→ **INSTRUCCIÓN ESCRITA 1**
Enumera todos los lugares geográficos que se nombran en el bloque de texto.
→ **INSTRUCCIÓN ESCRITA 2**
Por favor, resume de forma más breve el párrafo del bloque de texto que empieza con "Ocurrió en Francia", conservando sus datos principales.

→ **BLOQUE DE TEXTO**
● ● ● ● ● ● ●

Hay momentos en los que parece que estamos ante un punto de inflexión. Momentos en los que la agudeza y el ingenio de ciertos arquitectos, su perseverancia, la determinación de algunos pocos clientes y ciertos cambios en el imaginario colectivo abren perspectivas diferentes, más allá del sentido común e inconcebibles años antes. Especialmente en el caso de la vivienda.
Ocurrió en Francia con la Unidad de Habitación de Marsella y sus tres hermanas y, al mismo tiempo —a pesar de lo que se piense—, con los grandes conjuntos de vivienda social. Más tarde, pasó también con el urbanismo en auge y las topográficas residencias aterrazadas de Renaudie en Ivry o Givors. A partir de estas referencias, generaciones de arquitectos se comprometieron con nuevas propuestas: construían utopías, pero concretas. Los habitantes les siguieron, unos con el deseo de una nueva vida, otros menos convencidos. Y entonces la vida y sus vicisitudes se instalaron en las obras: por ellas pasaron familias, gentes diversas, un mundo heterogéneo y cosmopolita, aunque a menudo reacio a las novedades. Pero al cabo de los años se impusieron otras preocupaciones, las políticas públicas cambiaron de rumbo y se olvidaron los compromisos de antaño. Pasábamos a otra cosa.

● ● ● ● ● ● ●

→ **MATERIAL PROPORCIONADO**
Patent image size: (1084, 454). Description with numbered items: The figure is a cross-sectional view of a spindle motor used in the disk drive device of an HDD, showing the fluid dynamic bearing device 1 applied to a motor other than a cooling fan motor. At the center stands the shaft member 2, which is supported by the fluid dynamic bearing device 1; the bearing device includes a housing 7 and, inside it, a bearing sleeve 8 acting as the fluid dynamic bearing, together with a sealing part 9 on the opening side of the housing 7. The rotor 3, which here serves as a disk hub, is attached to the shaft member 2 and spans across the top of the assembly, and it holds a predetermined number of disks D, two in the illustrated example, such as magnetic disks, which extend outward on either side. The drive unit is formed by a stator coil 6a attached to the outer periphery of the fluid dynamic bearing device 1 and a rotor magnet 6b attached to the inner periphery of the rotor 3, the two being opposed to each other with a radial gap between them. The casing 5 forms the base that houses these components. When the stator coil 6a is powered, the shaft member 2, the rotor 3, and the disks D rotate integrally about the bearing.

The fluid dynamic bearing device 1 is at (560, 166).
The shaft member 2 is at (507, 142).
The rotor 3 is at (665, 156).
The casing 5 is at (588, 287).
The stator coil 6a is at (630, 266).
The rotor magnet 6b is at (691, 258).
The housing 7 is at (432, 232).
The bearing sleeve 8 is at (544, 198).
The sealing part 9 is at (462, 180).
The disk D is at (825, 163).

● ● ● ● ● ● ●

→ **SOLUCIÓN 1**
Francia, Marsella, Ivry, Givors

→ **SOLUCIÓN 2**
En Francia, esto sucedió con la Unidad de Habitación de Marsella y sus tres hermanas, y con los grandes conjuntos de vivienda social. Después ocurrió con el urbanismo en auge y las residencias aterrazadas de Renaudie en Ivry y Givors. Siguiendo estas referencias, varias generaciones de arquitectos construyeron utopías concretas. Las habitaron gentes diversas, unas ilusionadas y otras menos convencidas. Con los años surgieron otras preocupaciones, las políticas públicas cambiaron y los compromisos de antaño se olvidaron.